## OBJECTIVE
Repeat the material in full. Keep every line exactly as it is.

## ROWS
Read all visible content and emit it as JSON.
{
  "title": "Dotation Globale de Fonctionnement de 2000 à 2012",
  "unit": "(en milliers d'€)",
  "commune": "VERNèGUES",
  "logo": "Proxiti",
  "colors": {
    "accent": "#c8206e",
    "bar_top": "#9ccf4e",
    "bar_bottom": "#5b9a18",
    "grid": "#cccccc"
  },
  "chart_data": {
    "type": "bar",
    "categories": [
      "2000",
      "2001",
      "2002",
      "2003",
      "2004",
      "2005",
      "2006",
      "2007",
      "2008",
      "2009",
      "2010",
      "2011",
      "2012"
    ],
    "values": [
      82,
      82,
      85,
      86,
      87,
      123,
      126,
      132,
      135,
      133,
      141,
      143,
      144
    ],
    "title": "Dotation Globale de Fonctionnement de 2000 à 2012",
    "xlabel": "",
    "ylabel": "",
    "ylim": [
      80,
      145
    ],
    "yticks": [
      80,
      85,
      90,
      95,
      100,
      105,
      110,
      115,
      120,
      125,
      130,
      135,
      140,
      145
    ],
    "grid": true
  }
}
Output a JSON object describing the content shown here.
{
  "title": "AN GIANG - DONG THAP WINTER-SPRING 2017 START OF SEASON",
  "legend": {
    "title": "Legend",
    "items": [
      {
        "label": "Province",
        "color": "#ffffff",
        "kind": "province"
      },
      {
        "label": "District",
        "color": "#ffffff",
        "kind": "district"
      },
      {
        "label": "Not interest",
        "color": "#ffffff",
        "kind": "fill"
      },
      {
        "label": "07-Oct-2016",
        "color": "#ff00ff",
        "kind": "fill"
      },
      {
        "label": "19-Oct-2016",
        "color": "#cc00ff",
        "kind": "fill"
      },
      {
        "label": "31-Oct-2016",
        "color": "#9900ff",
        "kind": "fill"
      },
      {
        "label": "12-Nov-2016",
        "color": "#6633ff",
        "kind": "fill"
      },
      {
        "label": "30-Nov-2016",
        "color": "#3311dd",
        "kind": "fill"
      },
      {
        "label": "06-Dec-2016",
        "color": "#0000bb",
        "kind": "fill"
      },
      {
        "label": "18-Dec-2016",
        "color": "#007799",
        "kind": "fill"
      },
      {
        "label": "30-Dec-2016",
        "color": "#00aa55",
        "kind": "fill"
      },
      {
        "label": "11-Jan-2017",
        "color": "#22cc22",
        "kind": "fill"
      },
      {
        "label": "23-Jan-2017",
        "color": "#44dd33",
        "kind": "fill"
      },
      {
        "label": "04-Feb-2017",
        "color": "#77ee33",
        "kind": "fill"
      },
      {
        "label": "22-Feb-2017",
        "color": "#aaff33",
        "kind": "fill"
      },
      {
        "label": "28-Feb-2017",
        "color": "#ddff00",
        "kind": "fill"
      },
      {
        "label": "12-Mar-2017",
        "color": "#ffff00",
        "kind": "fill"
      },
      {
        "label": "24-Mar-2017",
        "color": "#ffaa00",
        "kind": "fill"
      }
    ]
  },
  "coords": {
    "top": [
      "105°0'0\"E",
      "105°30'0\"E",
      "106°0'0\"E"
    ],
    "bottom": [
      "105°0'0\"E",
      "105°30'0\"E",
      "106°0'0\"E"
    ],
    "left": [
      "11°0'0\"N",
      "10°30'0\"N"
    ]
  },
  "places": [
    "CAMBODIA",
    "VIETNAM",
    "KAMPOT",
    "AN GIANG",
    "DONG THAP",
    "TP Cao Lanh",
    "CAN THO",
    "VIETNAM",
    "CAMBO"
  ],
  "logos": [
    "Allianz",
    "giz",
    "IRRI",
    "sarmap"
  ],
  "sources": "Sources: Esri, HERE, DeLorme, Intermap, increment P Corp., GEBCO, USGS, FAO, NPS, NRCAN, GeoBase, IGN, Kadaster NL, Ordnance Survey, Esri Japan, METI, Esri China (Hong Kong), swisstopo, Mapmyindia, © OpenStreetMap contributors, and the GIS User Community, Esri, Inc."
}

## SOLUTION TO THIS TASK
Read all visible content and emit it as JSON.
{
  "title": "Dotation Globale de Fonctionnement de 2000 à 2012",
  "unit": "(en milliers d'€)",
  "commune": "VERNèGUES",
  "logo": "Proxiti",
  "colors": {
    "accent": "#c8206e",
    "bar_top": "#9ccf4e",
    "bar_bottom": "#5b9a18",
    "grid": "#cccccc"
  },
  "chart_data": {
    "type": "bar",
    "categories": [
      "2000",
      "2001",
      "2002",
      "2003",
      "2004",
      "2005",
      "2006",
      "2007",
      "2008",
      "2009",
      "2010",
      "2011",
      "2012"
    ],
    "values": [
      82,
      82,
      85,
      86,
      87,
      123,
      126,
      132,
      135,
      133,
      141,
      143,
      144
    ],
    "title": "Dotation Globale de Fonctionnement de 2000 à 2012",
    "xlabel": "",
    "ylabel": "",
    "ylim": [
      80,
      145
    ],
    "yticks": [
      80,
      85,
      90,
      95,
      100,
      105,
      110,
      115,
      120,
      125,
      130,
      135,
      140,
      145
    ],
    "grid": true
  }
}
Output a JSON object describing the content shown here.
{
  "title": "AN GIANG - DONG THAP WINTER-SPRING 2017 START OF SEASON",
  "legend": {
    "title": "Legend",
    "items": [
      {
        "label": "Province",
        "color": "#ffffff",
        "kind": "province"
      },
      {
        "label": "District",
        "color": "#ffffff",
        "kind": "district"
      },
      {
        "label": "Not interest",
        "color": "#ffffff",
        "kind": "fill"
      },
      {
        "label": "07-Oct-2016",
        "color": "#ff00ff",
        "kind": "fill"
      },
      {
        "label": "19-Oct-2016",
        "color": "#cc00ff",
        "kind": "fill"
      },
      {
        "label": "31-Oct-2016",
        "color": "#9900ff",
        "kind": "fill"
      },
      {
        "label": "12-Nov-2016",
        "color": "#6633ff",
        "kind": "fill"
      },
      {
        "label": "30-Nov-2016",
        "color": "#3311dd",
        "kind": "fill"
      },
      {
        "label": "06-Dec-2016",
        "color": "#0000bb",
        "kind": "fill"
      },
      {
        "label": "18-Dec-2016",
        "color": "#007799",
        "kind": "fill"
      },
      {
        "label": "30-Dec-2016",
        "color": "#00aa55",
        "kind": "fill"
      },
      {
        "label": "11-Jan-2017",
        "color": "#22cc22",
        "kind": "fill"
      },
      {
        "label": "23-Jan-2017",
        "color": "#44dd33",
        "kind": "fill"
      },
      {
        "label": "04-Feb-2017",
        "color": "#77ee33",
        "kind": "fill"
      },
      {
        "label": "22-Feb-2017",
        "color": "#aaff33",
        "kind": "fill"
      },
      {
        "label": "28-Feb-2017",
        "color": "#ddff00",
        "kind": "fill"
      },
      {
        "label": "12-Mar-2017",
        "color": "#ffff00",
        "kind": "fill"
      },
      {
        "label": "24-Mar-2017",
        "color": "#ffaa00",
        "kind": "fill"
      }
    ]
  },
  "coords": {
    "top": [
      "105°0'0\"E",
      "105°30'0\"E",
      "106°0'0\"E"
    ],
    "bottom": [
      "105°0'0\"E",
      "105°30'0\"E",
      "106°0'0\"E"
    ],
    "left": [
      "11°0'0\"N",
      "10°30'0\"N"
    ]
  },
  "places": [
    "CAMBODIA",
    "VIETNAM",
    "KAMPOT",
    "AN GIANG",
    "DONG THAP",
    "TP Cao Lanh",
    "CAN THO",
    "VIETNAM",
    "CAMBO"
  ],
  "logos": [
    "Allianz",
    "giz",
    "IRRI",
    "sarmap"
  ],
  "sources": "Sources: Esri, HERE, DeLorme, Intermap, increment P Corp., GEBCO, USGS, FAO, NPS, NRCAN, GeoBase, IGN, Kadaster NL, Ordnance Survey, Esri Japan, METI, Esri China (Hong Kong), swisstopo, Mapmyindia, © OpenStreetMap contributors, and the GIS User Community, Esri, Inc."
}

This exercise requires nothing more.